What you should do:
Copy the data below line for line, leaving out the picture.

======== Extracted data

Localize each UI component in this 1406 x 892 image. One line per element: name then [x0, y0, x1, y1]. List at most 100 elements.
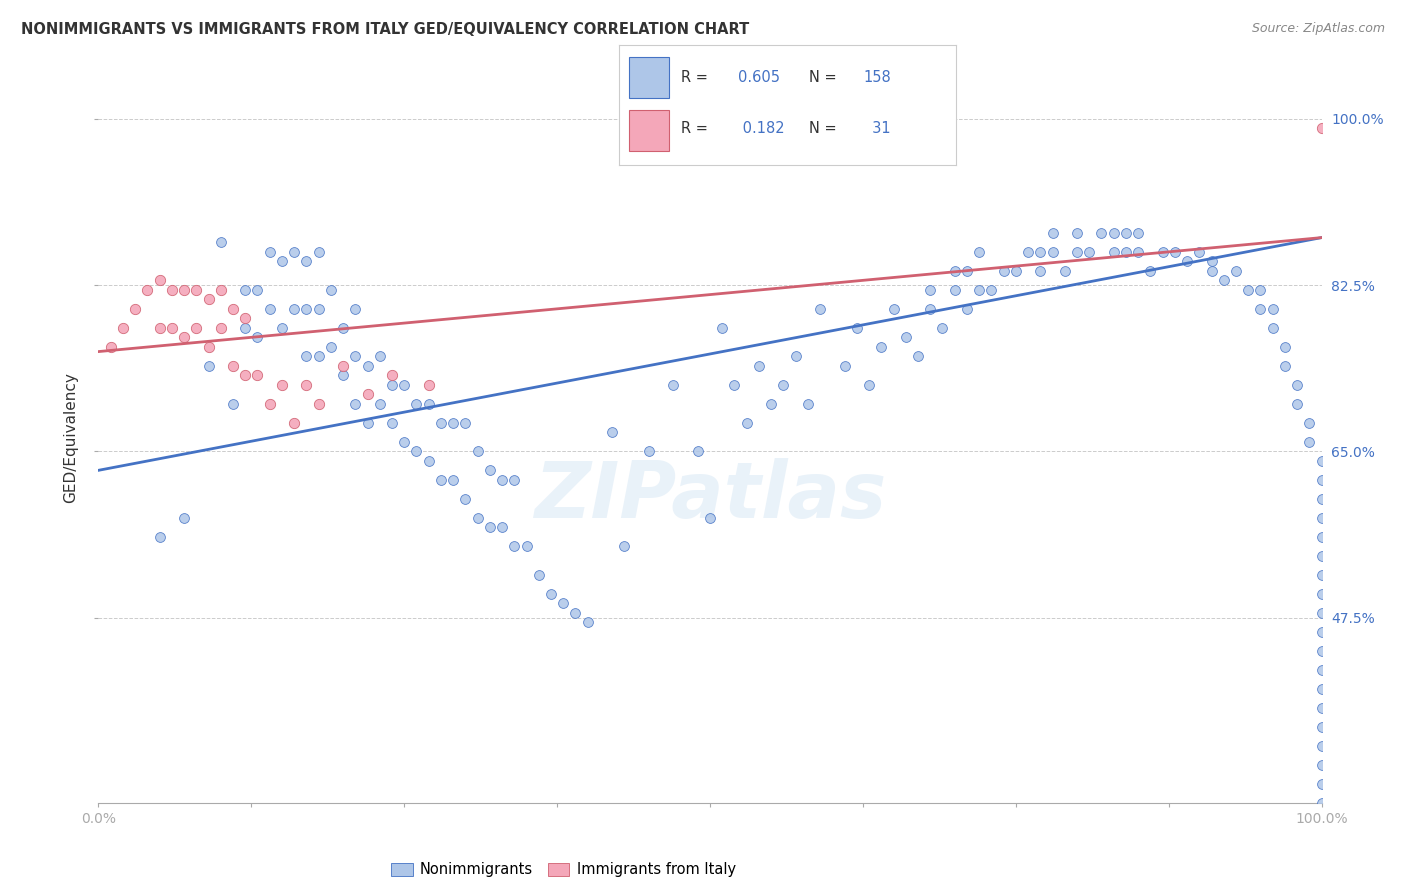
Point	[186, 283, 208, 297]
Point	[1310, 530, 1333, 544]
Point	[943, 264, 966, 278]
Point	[1249, 301, 1271, 316]
Point	[233, 283, 256, 297]
Point	[956, 301, 979, 316]
Point	[1310, 549, 1333, 563]
Point	[797, 397, 820, 411]
Text: 158: 158	[863, 70, 891, 85]
Point	[699, 511, 721, 525]
Point	[858, 377, 880, 392]
Point	[478, 463, 501, 477]
Text: R =: R =	[681, 70, 713, 85]
Point	[381, 416, 404, 430]
Point	[1310, 701, 1333, 715]
Text: NONIMMIGRANTS VS IMMIGRANTS FROM ITALY GED/EQUIVALENCY CORRELATION CHART: NONIMMIGRANTS VS IMMIGRANTS FROM ITALY G…	[21, 22, 749, 37]
Point	[1310, 681, 1333, 696]
Point	[980, 283, 1002, 297]
Point	[1310, 796, 1333, 810]
Point	[233, 311, 256, 326]
Point	[761, 397, 783, 411]
Point	[173, 330, 195, 344]
Point	[111, 321, 134, 335]
Point	[1017, 244, 1039, 259]
Point	[1274, 340, 1296, 354]
Point	[467, 444, 489, 458]
Text: N =: N =	[810, 121, 842, 136]
Point	[907, 349, 929, 363]
Point	[1102, 244, 1125, 259]
Point	[613, 539, 636, 553]
Point	[1164, 244, 1187, 259]
Text: R =: R =	[681, 121, 713, 136]
Point	[1188, 244, 1211, 259]
Point	[808, 301, 831, 316]
Point	[1139, 264, 1161, 278]
Point	[332, 359, 354, 373]
Point	[270, 377, 294, 392]
Point	[418, 454, 440, 468]
Point	[1237, 283, 1260, 297]
Point	[418, 397, 440, 411]
Point	[295, 254, 318, 268]
Point	[454, 491, 477, 506]
Point	[332, 368, 354, 383]
Point	[1310, 587, 1333, 601]
Text: 31: 31	[863, 121, 891, 136]
Point	[748, 359, 770, 373]
Point	[209, 283, 232, 297]
Point	[441, 473, 464, 487]
Point	[1310, 777, 1333, 791]
Point	[1310, 814, 1333, 829]
Point	[553, 596, 575, 610]
Point	[356, 416, 378, 430]
Text: 0.605: 0.605	[738, 70, 780, 85]
Point	[1102, 226, 1125, 240]
Point	[430, 416, 453, 430]
Point	[686, 444, 709, 458]
Point	[173, 283, 195, 297]
Point	[405, 444, 427, 458]
Point	[283, 301, 305, 316]
Point	[1310, 624, 1333, 639]
Point	[1128, 244, 1150, 259]
Point	[1115, 226, 1137, 240]
Point	[381, 368, 404, 383]
Point	[920, 301, 942, 316]
Point	[308, 244, 330, 259]
Point	[149, 321, 172, 335]
Point	[233, 321, 256, 335]
Point	[1029, 264, 1052, 278]
Point	[259, 397, 281, 411]
Point	[1298, 434, 1320, 449]
Point	[1310, 663, 1333, 677]
Point	[1261, 301, 1284, 316]
Point	[356, 387, 378, 401]
Point	[209, 321, 232, 335]
Point	[1298, 416, 1320, 430]
Point	[270, 321, 294, 335]
Point	[467, 511, 489, 525]
Point	[1201, 264, 1223, 278]
Point	[943, 283, 966, 297]
Point	[1261, 321, 1284, 335]
Point	[1310, 739, 1333, 753]
Point	[233, 368, 256, 383]
Point	[319, 283, 342, 297]
Point	[576, 615, 599, 630]
Point	[491, 520, 513, 534]
Point	[222, 301, 245, 316]
Point	[283, 244, 305, 259]
Point	[332, 321, 354, 335]
Point	[1310, 890, 1333, 892]
Point	[1274, 359, 1296, 373]
Point	[870, 340, 893, 354]
FancyBboxPatch shape	[628, 57, 669, 97]
Point	[136, 283, 159, 297]
Point	[1310, 606, 1333, 620]
Point	[344, 397, 367, 411]
Point	[931, 321, 953, 335]
Point	[100, 340, 122, 354]
Point	[1029, 244, 1052, 259]
Point	[1310, 491, 1333, 506]
Point	[197, 340, 219, 354]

================

Reply:
Localize each UI component in this 1406 x 892 image. One line per element: name then [x0, y0, x1, y1]. List at most 100 elements.
Point	[186, 283, 208, 297]
Point	[1310, 530, 1333, 544]
Point	[943, 264, 966, 278]
Point	[1249, 301, 1271, 316]
Point	[233, 283, 256, 297]
Point	[956, 301, 979, 316]
Point	[1310, 549, 1333, 563]
Point	[797, 397, 820, 411]
Text: 158: 158	[863, 70, 891, 85]
Point	[699, 511, 721, 525]
Point	[858, 377, 880, 392]
Point	[478, 463, 501, 477]
Text: R =: R =	[681, 70, 713, 85]
Point	[381, 416, 404, 430]
Point	[1310, 701, 1333, 715]
Text: NONIMMIGRANTS VS IMMIGRANTS FROM ITALY GED/EQUIVALENCY CORRELATION CHART: NONIMMIGRANTS VS IMMIGRANTS FROM ITALY G…	[21, 22, 749, 37]
Point	[1310, 681, 1333, 696]
Point	[980, 283, 1002, 297]
Point	[1310, 796, 1333, 810]
Point	[233, 311, 256, 326]
Point	[761, 397, 783, 411]
Point	[173, 330, 195, 344]
Point	[111, 321, 134, 335]
Point	[1017, 244, 1039, 259]
Point	[1274, 340, 1296, 354]
Point	[467, 444, 489, 458]
Text: N =: N =	[810, 121, 842, 136]
Point	[907, 349, 929, 363]
Point	[1102, 244, 1125, 259]
Point	[613, 539, 636, 553]
Point	[1164, 244, 1187, 259]
Text: R =: R =	[681, 121, 713, 136]
Point	[1188, 244, 1211, 259]
Point	[808, 301, 831, 316]
Point	[1139, 264, 1161, 278]
Point	[332, 359, 354, 373]
Point	[270, 377, 294, 392]
Point	[418, 454, 440, 468]
Point	[1237, 283, 1260, 297]
Point	[418, 397, 440, 411]
Point	[295, 254, 318, 268]
Point	[454, 491, 477, 506]
Point	[332, 368, 354, 383]
Point	[1310, 587, 1333, 601]
Text: 31: 31	[863, 121, 891, 136]
Point	[748, 359, 770, 373]
Point	[209, 283, 232, 297]
Point	[441, 473, 464, 487]
Point	[1310, 777, 1333, 791]
Point	[1310, 814, 1333, 829]
Point	[553, 596, 575, 610]
Point	[356, 416, 378, 430]
Text: 0.605: 0.605	[738, 70, 780, 85]
Point	[1102, 226, 1125, 240]
Point	[430, 416, 453, 430]
Point	[686, 444, 709, 458]
Point	[173, 283, 195, 297]
Point	[405, 444, 427, 458]
Point	[283, 301, 305, 316]
Point	[1310, 624, 1333, 639]
Point	[1128, 244, 1150, 259]
Point	[1115, 226, 1137, 240]
Point	[381, 368, 404, 383]
Point	[920, 301, 942, 316]
Point	[308, 244, 330, 259]
Point	[149, 321, 172, 335]
Point	[233, 321, 256, 335]
Point	[1029, 264, 1052, 278]
Point	[259, 397, 281, 411]
Point	[1298, 434, 1320, 449]
Point	[1310, 663, 1333, 677]
Point	[1261, 301, 1284, 316]
Point	[356, 387, 378, 401]
Point	[209, 321, 232, 335]
Point	[1298, 416, 1320, 430]
Point	[270, 321, 294, 335]
Point	[467, 511, 489, 525]
Point	[1201, 264, 1223, 278]
Point	[943, 283, 966, 297]
Point	[1261, 321, 1284, 335]
Point	[1310, 739, 1333, 753]
Point	[233, 368, 256, 383]
Point	[319, 283, 342, 297]
Point	[576, 615, 599, 630]
Point	[491, 520, 513, 534]
Point	[222, 301, 245, 316]
Point	[283, 244, 305, 259]
Point	[332, 321, 354, 335]
Point	[1310, 890, 1333, 892]
Point	[1274, 359, 1296, 373]
Point	[870, 340, 893, 354]
FancyBboxPatch shape	[628, 57, 669, 97]
Point	[136, 283, 159, 297]
Point	[1310, 606, 1333, 620]
Point	[344, 397, 367, 411]
Point	[931, 321, 953, 335]
Point	[100, 340, 122, 354]
Point	[1029, 244, 1052, 259]
Point	[1310, 491, 1333, 506]
Point	[197, 340, 219, 354]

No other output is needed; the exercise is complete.